- _WHAT TO DO_
Answer these questions from the text on the Global Fact-Checking Network:
1. At which forum, and on what date, was the network first presented as an initiative?
2. How many experts from how many countries does the network claim to employ?
3. How many articles did Reporters Without Borders analyze, and how many of them mainly served to promote the network and its members?

- _EXCERPTED PASSAGE_
Global Fact-Checking Network
- Website type: Fake news website;
- Available in: English, Russian
- Founded: November 2024 (organization) 8 April 2025 (active website launched)
- Website: globalfactchecking.com

= Global Fact-Checking Network =

Fraudulent Russian fact-checking website

Global Fact-Checking Network (GFCN) is a Russian state-controlled self-proclaimed international alliance of fact-checkers and media outlets organisation established in November 2024 with an active website since April 2025. GFCN describes itself as a non-profit fact-checking organization, but some sources dispute this, claiming that it spreads Russian propaganda under the guise of fact-checking. It is co-founded by the Autonomous Non-Profit Organization ANO Dialog, the New Media School and TASS.

== History ==
The Global Fact-Checking Network was first presented as an initiative at the "Dialogue about Fakes 2.0" forum in Moscow on 20 November 2024. The following day the spokeswoman for the Ministry of Foreign Affairs of the Russian Federation Maria Zakharova framed the GFCN as a counter to what she called the West's "relentless stream of fake stories and disinformation campaigns," accusing Western fact-checkers of engaging in "biased pseudo-fact-checking" during a press briefing.

The GFCN claims to employ 55 experts from 37 countries, and has written its own "code of responsible fact-checking" listing the norms and principles it believes every fact-checker should follow.

In October 2025 the Global Fact-Check Network became a partner of the International forum "Dialogue about Fakes 3.0" in Moscow.  According to the organizers, the forum was attended by 4,000 participants from 80+ countries, including Russian and Venezuelan establishment representatives. Among the prominent speakers at the forum were Maria Zakharova, Russian Foreign Ministry’s official spokesperson, and Freddy Ñáñez, Minister of Information and Communications of the Bolivarian Republic of Venezuela.

== Criticism ==
Despite the fact that GFCN claims to check facts and combat fake news, this organization is only engaged in disseminating Russian propaganda under the guise of fact-checking, since GFCN was co-founded by the Autonomous Non-Profit Organization ANO Dialog, the New Media School and TASS, which are under EU sanctions for spreading disinformation and propaganda in support of the Russian invasion of Ukraine due to them having close ties to the Kremlin. Director of the IFCN Angie Drobnic Holan said that “this is part of a long line of tactics from Russia to imitate independent institutions, but in the service of Russia's political interests”. Independent fact-checkers from Spanish platform Maldita, investigative Italian site Facta, and the fact-checking service of Deutsche Welle highlighted the GFCN's lack of transparency and professional standards. In early August 2025 Pauline Maufrais, the RSF Regional Officer for Ukraine and author of the report on GFCN, told France 24 team that "GFCN is not a structure that operates independently from the rest of the Russian influence network". Moreover, so-called experts who appear on GFCN's site as the authors of articles such as Dutch journalist Sonja van den Ende, Alexandre Guerreiro, regularly share false information online and draw from unverified, unsourced content due to their pro-Russian stance and affiliation with Russian propaganda and disinformation.

In early June 2025 Deutsche Welle reviewed several GFCN articles in which consistent problems with sourcing and methodology were found. An article titled "Is ChatGPT Prone to Russian Propaganda?" does not answer to this question, instead the author Sonja van den Ende defends TASS as an "international news agency with more than 1,700 employees" with "its own office aboard the International Space Station," attacking Norwegian media outlet NRK that questioned the Russian agency's credibility. NewsGuard noted that Russia is not engaging in fact-checking but co-opting the concept of fact checking in order to undermine it. In mid-June 2025 Reporters Without Borders (RSF) analyzed 39 articles, 15 of which primarily served to promote the network and its members, such as their participation in Russian forums rather than fact-checking.

- _DATA SHOWN_
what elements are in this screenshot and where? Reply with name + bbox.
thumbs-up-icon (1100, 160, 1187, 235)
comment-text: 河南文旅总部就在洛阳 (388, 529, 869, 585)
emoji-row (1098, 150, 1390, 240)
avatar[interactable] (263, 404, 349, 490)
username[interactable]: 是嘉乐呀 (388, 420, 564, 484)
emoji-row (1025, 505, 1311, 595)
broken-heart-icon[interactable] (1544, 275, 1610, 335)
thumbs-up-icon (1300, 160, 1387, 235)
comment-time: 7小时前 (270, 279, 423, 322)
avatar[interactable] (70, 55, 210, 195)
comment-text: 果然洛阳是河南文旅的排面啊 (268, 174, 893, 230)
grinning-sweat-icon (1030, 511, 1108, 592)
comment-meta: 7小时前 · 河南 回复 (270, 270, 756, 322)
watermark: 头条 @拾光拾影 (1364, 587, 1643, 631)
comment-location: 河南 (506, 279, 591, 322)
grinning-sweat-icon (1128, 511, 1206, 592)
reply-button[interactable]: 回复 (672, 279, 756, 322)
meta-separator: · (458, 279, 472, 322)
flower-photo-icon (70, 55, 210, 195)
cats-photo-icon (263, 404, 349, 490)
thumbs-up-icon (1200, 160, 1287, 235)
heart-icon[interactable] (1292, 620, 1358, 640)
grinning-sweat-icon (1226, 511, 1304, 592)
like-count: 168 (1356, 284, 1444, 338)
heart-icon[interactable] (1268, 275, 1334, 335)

- _ANSWER SPACE_
1. The "Dialogue about Fakes 2.0" forum in Moscow, on 20 November 2024.
2. 55 experts from 37 countries.
3. 39 articles, 15 of which mainly served to promote the network and its members.